ITEM 4. CONTROLS AND PROCEDURES
Evaluation of Disclosure Controls and Procedures
As required by Rule 13a-15(b) of the Securities Exchange Act of 1934, as amended (the "Exchange Act"), we have evaluated, under the supervision and with the participation of our management, including our principal executive officer and principal financial officer, the effectiveness of the design and operation of our disclosure controls and procedures (as defined in Rules 13a-15(e) and 15d-15(e) under the Exchange Act) as of the end of the period covered by this Quarterly Report on Form 10-Q. Our disclosure controls and procedures are designed to provide reasonable assurance that the information required to be disclosed by us in reports that we file under the Exchange Act is accumulated and communicated to our management, including our principal executive officer and principal financial officer, as appropriate, to allow timely decisions regarding required disclosure and is recorded, processed, summarized and reported within the time periods specified in the rules and forms of the SEC. Based upon the evaluation, our principal executive officer and principal financial officer have concluded that our disclosure controls and procedures were effective as of March 31, 2026 at the reasonable assurance level.
Changes in Internal Control over Financial Reporting
There was no change in our system of internal control over financial reporting (as defined in Rule 13a-15(f) under the Exchange Act) during the three months ended March 31, 2026 that has materially affected, or is reasonably likely to materially affect, our internal control over financial reporting.

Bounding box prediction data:
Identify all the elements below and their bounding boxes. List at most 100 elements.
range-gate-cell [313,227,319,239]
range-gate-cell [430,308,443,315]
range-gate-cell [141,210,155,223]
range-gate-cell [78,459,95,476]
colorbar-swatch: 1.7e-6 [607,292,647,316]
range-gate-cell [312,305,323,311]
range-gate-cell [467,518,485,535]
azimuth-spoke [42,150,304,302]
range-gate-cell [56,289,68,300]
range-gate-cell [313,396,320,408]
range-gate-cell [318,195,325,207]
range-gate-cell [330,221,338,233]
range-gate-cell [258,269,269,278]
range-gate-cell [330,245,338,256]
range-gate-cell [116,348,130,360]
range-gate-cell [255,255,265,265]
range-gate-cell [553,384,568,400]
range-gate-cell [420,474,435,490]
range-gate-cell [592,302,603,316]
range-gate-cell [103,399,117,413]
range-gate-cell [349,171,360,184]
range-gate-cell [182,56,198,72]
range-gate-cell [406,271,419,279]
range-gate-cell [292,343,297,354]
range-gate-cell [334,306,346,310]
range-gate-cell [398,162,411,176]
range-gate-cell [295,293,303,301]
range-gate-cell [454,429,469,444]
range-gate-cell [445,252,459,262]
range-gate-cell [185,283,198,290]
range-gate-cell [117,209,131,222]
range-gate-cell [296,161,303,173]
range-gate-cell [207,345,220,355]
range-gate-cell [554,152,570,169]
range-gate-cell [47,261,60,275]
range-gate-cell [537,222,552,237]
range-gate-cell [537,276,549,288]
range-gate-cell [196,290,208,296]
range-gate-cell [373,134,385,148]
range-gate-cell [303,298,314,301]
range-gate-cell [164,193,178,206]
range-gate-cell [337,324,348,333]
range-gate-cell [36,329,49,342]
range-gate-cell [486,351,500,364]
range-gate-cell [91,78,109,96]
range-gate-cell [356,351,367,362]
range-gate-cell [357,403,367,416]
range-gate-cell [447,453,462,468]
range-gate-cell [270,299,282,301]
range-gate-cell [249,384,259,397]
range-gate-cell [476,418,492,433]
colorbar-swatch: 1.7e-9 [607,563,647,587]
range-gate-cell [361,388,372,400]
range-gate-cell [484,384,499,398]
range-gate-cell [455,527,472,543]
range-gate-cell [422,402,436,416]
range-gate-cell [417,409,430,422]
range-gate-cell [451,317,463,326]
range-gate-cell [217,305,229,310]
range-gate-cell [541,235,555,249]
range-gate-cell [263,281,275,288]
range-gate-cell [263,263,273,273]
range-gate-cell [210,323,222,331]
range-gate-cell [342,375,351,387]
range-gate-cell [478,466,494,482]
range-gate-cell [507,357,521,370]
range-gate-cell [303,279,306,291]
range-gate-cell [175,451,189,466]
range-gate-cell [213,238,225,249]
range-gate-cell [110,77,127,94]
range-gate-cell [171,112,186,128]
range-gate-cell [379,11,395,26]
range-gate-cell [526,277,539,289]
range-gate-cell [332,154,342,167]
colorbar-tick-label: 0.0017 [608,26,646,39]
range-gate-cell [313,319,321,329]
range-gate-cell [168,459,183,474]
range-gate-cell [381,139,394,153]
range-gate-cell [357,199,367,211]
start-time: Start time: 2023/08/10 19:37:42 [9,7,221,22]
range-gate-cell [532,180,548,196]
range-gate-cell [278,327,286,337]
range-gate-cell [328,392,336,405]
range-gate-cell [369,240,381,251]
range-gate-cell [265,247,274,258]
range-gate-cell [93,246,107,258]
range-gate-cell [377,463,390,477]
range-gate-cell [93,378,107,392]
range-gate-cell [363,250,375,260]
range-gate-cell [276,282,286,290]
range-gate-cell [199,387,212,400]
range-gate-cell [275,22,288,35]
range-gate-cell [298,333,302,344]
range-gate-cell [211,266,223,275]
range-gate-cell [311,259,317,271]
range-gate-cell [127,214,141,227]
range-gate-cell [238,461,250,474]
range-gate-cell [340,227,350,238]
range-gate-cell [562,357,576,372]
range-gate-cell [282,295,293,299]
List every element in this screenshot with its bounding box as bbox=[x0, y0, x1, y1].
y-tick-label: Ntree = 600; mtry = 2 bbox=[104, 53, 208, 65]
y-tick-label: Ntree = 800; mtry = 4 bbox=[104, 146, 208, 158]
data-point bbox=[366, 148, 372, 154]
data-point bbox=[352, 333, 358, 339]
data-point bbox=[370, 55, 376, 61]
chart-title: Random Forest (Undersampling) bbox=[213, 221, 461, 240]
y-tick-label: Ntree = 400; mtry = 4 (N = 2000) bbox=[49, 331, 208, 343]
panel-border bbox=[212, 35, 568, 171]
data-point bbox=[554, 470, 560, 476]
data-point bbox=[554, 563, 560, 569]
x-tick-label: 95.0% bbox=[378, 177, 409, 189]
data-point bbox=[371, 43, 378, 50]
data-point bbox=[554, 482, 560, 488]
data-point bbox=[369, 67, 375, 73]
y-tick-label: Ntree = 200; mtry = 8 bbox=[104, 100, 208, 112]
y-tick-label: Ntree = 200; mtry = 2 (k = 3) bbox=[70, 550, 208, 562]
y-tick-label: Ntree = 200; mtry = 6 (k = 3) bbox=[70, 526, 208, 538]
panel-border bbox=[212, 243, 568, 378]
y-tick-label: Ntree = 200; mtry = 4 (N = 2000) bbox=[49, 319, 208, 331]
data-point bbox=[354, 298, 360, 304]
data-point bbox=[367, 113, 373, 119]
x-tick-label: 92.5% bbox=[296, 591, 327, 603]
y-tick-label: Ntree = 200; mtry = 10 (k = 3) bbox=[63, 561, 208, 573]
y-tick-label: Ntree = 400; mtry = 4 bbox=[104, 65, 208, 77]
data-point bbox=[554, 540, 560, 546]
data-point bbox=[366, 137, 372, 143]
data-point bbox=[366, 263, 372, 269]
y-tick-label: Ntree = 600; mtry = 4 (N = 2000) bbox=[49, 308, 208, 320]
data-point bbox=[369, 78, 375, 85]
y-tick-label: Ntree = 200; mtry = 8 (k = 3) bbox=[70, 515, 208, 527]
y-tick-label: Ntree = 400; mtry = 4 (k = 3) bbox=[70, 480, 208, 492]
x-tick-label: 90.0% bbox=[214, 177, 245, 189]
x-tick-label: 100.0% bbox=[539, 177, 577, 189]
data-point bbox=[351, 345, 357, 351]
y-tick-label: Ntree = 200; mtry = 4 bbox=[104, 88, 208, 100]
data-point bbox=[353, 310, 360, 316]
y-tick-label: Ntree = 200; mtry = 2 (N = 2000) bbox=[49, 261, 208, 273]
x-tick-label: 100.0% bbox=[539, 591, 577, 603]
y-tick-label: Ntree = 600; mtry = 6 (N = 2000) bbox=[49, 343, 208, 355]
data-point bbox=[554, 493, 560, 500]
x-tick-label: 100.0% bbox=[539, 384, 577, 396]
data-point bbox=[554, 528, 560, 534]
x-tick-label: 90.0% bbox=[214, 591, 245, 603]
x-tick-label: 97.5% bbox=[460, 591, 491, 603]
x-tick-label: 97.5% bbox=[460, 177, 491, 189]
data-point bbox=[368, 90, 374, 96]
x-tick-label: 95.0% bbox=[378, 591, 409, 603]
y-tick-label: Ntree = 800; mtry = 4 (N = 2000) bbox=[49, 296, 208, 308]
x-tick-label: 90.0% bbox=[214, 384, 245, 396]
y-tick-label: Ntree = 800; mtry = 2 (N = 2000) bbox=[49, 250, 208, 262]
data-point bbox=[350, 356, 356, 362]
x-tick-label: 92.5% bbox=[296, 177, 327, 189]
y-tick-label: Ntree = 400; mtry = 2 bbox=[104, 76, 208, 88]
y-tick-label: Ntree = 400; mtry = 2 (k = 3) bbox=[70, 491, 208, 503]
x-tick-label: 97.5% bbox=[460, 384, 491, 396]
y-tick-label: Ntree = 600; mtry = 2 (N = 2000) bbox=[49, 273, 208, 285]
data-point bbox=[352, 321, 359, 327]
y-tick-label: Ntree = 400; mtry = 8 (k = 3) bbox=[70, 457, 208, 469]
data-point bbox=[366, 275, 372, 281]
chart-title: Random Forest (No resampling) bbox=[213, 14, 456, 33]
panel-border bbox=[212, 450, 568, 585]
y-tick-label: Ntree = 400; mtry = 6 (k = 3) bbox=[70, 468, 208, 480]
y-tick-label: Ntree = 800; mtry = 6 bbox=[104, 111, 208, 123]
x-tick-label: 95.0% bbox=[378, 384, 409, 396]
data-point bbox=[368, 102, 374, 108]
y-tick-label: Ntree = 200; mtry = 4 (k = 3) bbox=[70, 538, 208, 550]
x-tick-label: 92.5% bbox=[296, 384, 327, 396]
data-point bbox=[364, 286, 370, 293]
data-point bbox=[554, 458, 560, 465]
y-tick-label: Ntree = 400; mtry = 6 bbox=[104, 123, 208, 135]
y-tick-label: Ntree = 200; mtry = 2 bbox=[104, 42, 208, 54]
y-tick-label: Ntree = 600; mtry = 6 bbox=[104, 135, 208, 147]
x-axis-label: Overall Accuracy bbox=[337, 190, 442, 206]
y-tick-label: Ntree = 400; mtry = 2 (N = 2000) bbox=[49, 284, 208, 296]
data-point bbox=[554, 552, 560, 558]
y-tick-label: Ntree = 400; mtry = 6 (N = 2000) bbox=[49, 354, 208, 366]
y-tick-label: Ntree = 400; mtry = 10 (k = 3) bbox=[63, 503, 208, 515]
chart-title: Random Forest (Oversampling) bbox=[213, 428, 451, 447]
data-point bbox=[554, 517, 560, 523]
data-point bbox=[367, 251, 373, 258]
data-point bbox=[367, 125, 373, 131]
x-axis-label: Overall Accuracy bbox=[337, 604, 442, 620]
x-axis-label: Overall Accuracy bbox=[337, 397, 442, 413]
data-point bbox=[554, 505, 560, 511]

= Assigned task A =
According to the controls and procedures section, which rule requires the evaluation of disclosure controls and procedures?
= Assigned task B =
Duplicate the part of the controls and procedures section starting at "Changes in Internal" and ending at "over financial reporting.".

= Your solution A =
Rule 13a-15(b) of the Securities Exchange Act of 1934, as amended.

= Your solution B =
Changes in Internal Control over Financial Reporting
There was no change in our system of internal control over financial reporting (as defined in Rule 13a-15(f) under the Exchange Act) during the three months ended March 31, 2026 that has materially affected, or is reasonably likely to materially affect, our internal control over financial reporting.